● **DIRECTIONS FOR THIS TASK**
Please reproduce every record, keeping each one exactly as written.

___ EXTRACTED INFORMATION ___

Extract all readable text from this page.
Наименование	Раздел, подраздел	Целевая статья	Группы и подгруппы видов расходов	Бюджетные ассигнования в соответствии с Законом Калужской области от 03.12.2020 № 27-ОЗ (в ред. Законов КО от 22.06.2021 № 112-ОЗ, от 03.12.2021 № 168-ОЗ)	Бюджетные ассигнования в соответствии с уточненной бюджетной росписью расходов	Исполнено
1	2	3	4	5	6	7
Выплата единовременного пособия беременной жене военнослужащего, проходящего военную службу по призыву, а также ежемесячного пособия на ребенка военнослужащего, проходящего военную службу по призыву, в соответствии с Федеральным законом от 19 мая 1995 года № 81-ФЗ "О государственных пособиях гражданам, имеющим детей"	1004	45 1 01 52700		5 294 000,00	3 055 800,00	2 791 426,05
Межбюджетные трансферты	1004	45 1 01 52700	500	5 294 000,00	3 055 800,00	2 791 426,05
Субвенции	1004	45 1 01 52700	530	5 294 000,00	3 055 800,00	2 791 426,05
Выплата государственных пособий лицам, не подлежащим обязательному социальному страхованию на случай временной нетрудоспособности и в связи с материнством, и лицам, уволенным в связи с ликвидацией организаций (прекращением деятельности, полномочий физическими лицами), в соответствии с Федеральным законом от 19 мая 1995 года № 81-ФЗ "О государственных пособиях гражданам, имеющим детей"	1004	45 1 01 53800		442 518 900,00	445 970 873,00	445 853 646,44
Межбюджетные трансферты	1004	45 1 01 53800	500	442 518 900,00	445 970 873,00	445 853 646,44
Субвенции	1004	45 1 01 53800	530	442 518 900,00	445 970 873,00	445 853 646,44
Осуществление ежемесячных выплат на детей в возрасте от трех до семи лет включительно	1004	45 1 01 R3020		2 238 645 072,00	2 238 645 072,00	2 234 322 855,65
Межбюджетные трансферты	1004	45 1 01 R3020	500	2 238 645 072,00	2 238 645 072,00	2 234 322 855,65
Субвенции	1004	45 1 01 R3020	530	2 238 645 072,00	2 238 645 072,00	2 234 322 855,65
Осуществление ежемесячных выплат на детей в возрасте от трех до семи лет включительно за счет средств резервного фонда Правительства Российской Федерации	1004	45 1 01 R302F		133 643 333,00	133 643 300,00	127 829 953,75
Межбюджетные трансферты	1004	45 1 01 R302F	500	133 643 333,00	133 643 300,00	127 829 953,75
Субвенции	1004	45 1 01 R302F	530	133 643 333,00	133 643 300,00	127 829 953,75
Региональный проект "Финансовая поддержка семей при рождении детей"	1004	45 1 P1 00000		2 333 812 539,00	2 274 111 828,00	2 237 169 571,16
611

___

● **RESPONSE**
Extract all readable text from this page.
Наименование	Раздел, подраздел	Целевая статья	Группы и подгруппы видов расходов	Бюджетные ассигнования в соответствии с Законом Калужской области от 03.12.2020 № 27-ОЗ (в ред. Законов КО от 22.06.2021 № 112-ОЗ, от 03.12.2021 № 168-ОЗ)	Бюджетные ассигнования в соответствии с уточненной бюджетной росписью расходов	Исполнено
1	2	3	4	5	6	7
Выплата единовременного пособия беременной жене военнослужащего, проходящего военную службу по призыву, а также ежемесячного пособия на ребенка военнослужащего, проходящего военную службу по призыву, в соответствии с Федеральным законом от 19 мая 1995 года № 81-ФЗ "О государственных пособиях гражданам, имеющим детей"	1004	45 1 01 52700		5 294 000,00	3 055 800,00	2 791 426,05
Межбюджетные трансферты	1004	45 1 01 52700	500	5 294 000,00	3 055 800,00	2 791 426,05
Субвенции	1004	45 1 01 52700	530	5 294 000,00	3 055 800,00	2 791 426,05
Выплата государственных пособий лицам, не подлежащим обязательному социальному страхованию на случай временной нетрудоспособности и в связи с материнством, и лицам, уволенным в связи с ликвидацией организаций (прекращением деятельности, полномочий физическими лицами), в соответствии с Федеральным законом от 19 мая 1995 года № 81-ФЗ "О государственных пособиях гражданам, имеющим детей"	1004	45 1 01 53800		442 518 900,00	445 970 873,00	445 853 646,44
Межбюджетные трансферты	1004	45 1 01 53800	500	442 518 900,00	445 970 873,00	445 853 646,44
Субвенции	1004	45 1 01 53800	530	442 518 900,00	445 970 873,00	445 853 646,44
Осуществление ежемесячных выплат на детей в возрасте от трех до семи лет включительно	1004	45 1 01 R3020		2 238 645 072,00	2 238 645 072,00	2 234 322 855,65
Межбюджетные трансферты	1004	45 1 01 R3020	500	2 238 645 072,00	2 238 645 072,00	2 234 322 855,65
Субвенции	1004	45 1 01 R3020	530	2 238 645 072,00	2 238 645 072,00	2 234 322 855,65
Осуществление ежемесячных выплат на детей в возрасте от трех до семи лет включительно за счет средств резервного фонда Правительства Российской Федерации	1004	45 1 01 R302F		133 643 333,00	133 643 300,00	127 829 953,75
Межбюджетные трансферты	1004	45 1 01 R302F	500	133 643 333,00	133 643 300,00	127 829 953,75
Субвенции	1004	45 1 01 R302F	530	133 643 333,00	133 643 300,00	127 829 953,75
Региональный проект "Финансовая поддержка семей при рождении детей"	1004	45 1 P1 00000		2 333 812 539,00	2 274 111 828,00	2 237 169 571,16
611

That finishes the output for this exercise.